• Prompt: Pull each line holding the word "left" from the data.

• Supplied material:
******

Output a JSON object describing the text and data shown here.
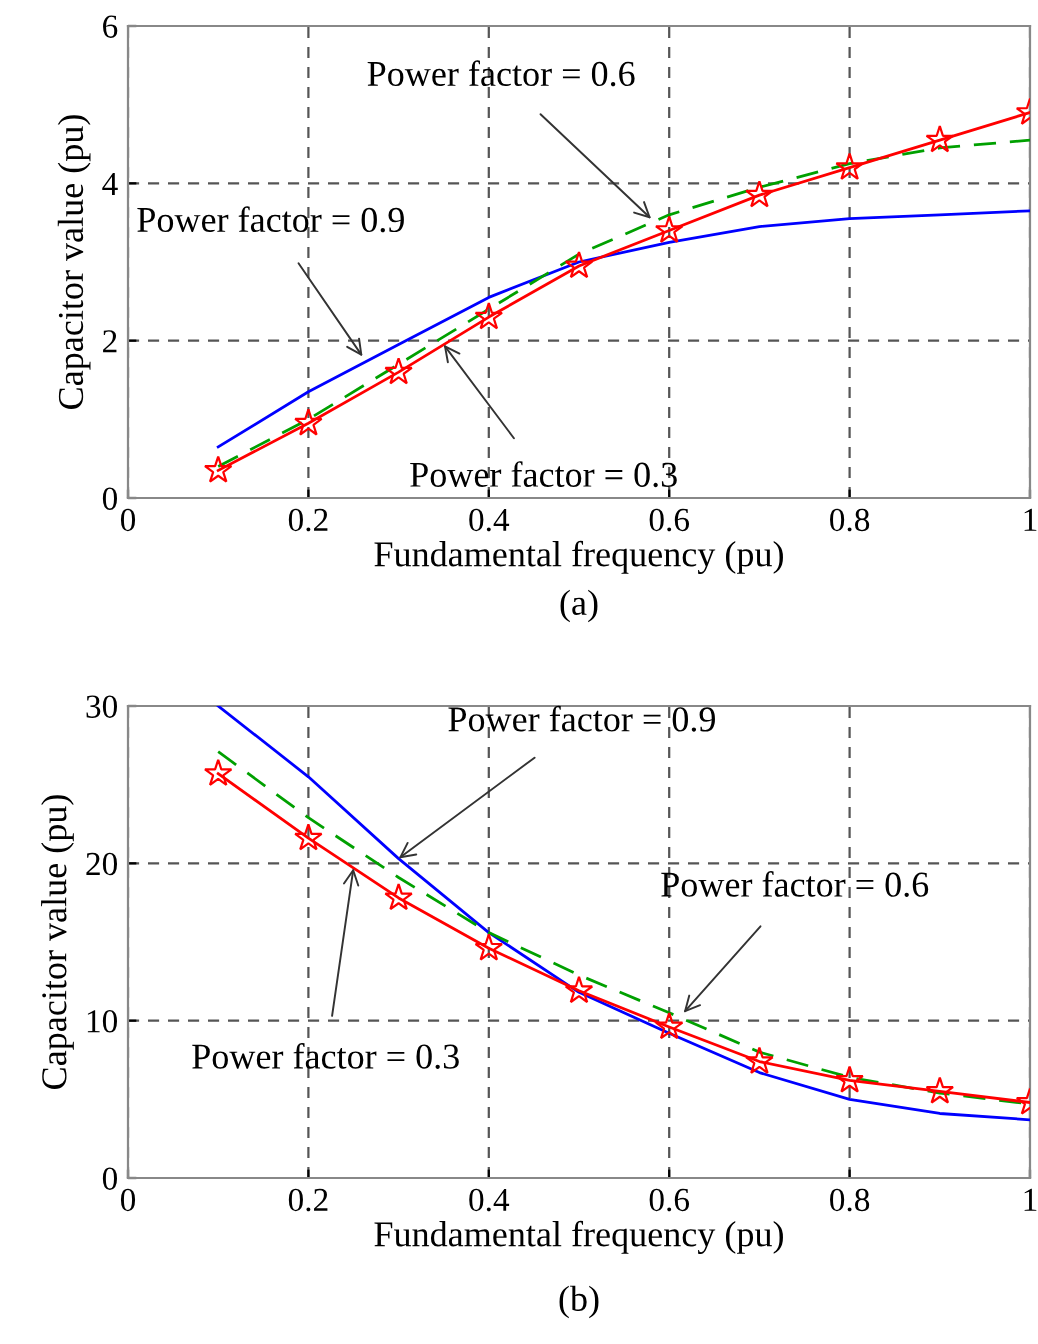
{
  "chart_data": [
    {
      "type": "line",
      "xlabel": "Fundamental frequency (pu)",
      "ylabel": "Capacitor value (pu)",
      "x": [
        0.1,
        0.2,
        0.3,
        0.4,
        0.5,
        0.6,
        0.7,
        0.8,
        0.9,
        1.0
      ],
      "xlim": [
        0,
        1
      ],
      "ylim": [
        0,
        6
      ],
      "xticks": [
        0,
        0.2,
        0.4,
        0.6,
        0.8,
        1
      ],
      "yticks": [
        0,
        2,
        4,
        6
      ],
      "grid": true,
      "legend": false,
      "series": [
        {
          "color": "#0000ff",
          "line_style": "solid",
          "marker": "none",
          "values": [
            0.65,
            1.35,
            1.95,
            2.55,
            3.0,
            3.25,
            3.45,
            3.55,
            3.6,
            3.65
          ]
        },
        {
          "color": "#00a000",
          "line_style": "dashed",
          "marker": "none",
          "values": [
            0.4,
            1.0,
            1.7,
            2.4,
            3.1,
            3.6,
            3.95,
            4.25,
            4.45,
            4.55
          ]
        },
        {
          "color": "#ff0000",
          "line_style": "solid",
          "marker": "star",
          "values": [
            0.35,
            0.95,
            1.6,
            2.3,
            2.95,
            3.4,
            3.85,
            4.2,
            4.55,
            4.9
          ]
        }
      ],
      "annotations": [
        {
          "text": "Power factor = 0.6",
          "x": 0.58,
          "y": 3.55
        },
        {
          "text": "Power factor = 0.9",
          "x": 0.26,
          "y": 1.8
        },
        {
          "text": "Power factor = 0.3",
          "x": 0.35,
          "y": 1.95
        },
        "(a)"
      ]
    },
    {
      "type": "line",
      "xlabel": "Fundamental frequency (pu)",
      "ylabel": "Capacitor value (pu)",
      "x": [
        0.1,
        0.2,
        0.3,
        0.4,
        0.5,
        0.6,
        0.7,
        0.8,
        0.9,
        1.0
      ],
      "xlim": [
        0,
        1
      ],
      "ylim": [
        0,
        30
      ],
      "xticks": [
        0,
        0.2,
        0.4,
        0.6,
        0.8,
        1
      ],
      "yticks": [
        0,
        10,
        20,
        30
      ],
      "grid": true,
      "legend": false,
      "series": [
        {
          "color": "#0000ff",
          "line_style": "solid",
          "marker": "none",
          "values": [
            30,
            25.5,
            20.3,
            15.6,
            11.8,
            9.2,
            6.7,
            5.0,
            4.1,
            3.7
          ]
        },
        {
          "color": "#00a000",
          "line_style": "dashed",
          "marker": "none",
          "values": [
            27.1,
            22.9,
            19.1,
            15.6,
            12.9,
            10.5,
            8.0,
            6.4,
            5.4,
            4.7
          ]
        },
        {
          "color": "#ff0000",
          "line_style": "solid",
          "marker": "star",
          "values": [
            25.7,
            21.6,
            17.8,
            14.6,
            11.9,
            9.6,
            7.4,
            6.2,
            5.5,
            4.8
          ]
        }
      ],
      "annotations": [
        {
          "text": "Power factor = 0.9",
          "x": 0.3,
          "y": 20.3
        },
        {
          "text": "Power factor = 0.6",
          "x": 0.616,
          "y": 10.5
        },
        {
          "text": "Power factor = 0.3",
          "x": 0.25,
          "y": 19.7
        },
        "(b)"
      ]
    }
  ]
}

******

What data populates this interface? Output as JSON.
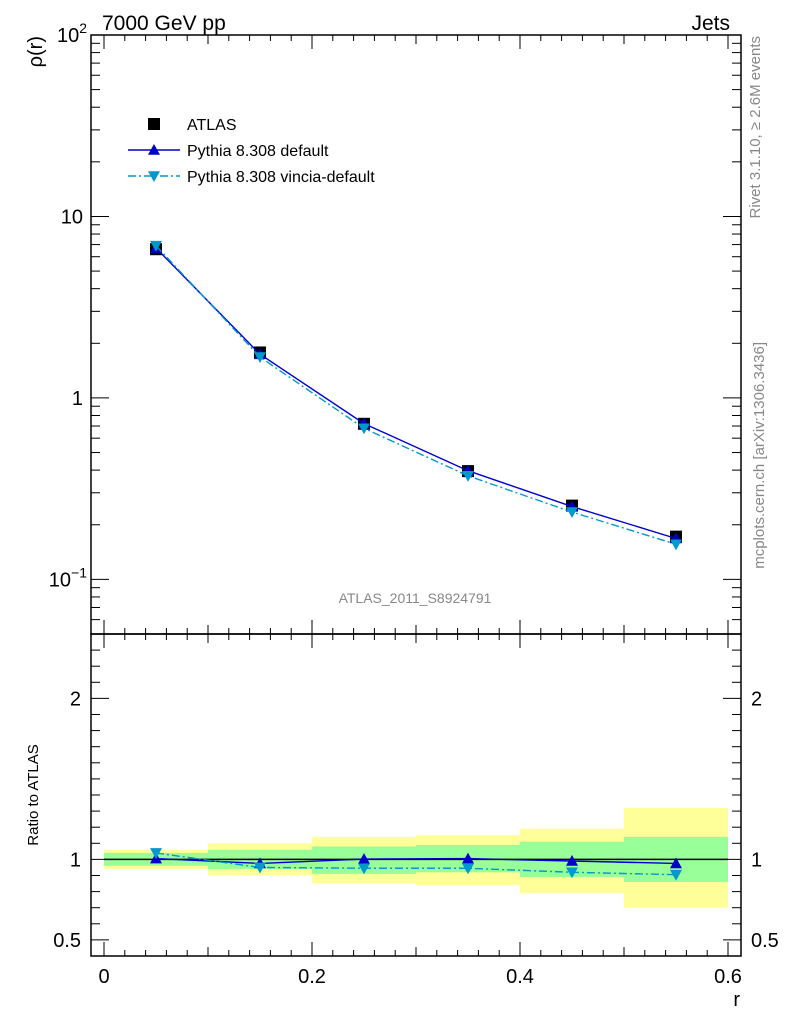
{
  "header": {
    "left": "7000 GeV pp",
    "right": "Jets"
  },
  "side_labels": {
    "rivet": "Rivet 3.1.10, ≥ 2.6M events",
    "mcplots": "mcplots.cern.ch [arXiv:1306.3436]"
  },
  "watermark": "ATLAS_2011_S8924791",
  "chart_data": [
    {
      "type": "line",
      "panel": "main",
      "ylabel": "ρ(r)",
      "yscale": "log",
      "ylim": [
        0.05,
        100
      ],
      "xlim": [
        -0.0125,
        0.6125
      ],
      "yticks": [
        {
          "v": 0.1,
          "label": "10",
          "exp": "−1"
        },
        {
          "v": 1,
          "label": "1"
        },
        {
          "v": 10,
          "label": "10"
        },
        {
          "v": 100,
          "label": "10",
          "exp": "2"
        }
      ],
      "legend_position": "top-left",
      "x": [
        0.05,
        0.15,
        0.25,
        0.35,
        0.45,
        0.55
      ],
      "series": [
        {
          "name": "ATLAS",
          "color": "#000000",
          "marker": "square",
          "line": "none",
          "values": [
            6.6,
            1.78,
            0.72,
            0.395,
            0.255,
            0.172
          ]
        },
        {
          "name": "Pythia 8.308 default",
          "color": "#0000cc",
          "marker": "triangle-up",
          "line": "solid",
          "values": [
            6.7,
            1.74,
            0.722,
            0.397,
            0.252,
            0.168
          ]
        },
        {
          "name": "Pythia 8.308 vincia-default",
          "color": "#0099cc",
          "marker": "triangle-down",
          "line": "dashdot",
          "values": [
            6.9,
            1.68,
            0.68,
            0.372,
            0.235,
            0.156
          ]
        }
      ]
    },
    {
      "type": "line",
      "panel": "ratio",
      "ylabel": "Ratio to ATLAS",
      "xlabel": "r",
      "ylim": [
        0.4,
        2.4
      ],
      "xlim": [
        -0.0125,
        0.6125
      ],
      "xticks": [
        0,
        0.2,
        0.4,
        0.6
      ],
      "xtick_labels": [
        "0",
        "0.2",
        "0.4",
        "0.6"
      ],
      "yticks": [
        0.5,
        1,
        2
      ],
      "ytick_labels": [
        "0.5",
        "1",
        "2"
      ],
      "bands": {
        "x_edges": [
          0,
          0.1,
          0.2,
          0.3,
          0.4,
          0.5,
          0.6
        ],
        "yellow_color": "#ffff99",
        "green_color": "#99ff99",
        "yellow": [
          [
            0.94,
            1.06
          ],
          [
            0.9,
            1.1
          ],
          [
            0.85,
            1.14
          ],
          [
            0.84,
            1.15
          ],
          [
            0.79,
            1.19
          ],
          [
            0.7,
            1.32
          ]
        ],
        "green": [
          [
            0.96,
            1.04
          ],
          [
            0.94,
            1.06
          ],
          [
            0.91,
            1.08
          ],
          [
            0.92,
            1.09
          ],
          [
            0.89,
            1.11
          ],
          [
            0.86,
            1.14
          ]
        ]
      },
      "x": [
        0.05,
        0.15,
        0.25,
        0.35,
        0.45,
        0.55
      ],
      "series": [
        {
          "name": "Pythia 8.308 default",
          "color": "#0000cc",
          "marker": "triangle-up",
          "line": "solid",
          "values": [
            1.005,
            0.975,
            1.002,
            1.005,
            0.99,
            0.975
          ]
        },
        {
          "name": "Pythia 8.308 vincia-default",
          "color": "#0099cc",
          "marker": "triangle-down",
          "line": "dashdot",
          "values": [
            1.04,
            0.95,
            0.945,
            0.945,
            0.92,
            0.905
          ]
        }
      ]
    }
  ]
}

******

• Response to the exercise:
    "left": "7000 GeV pp",
      "legend_position": "top-left",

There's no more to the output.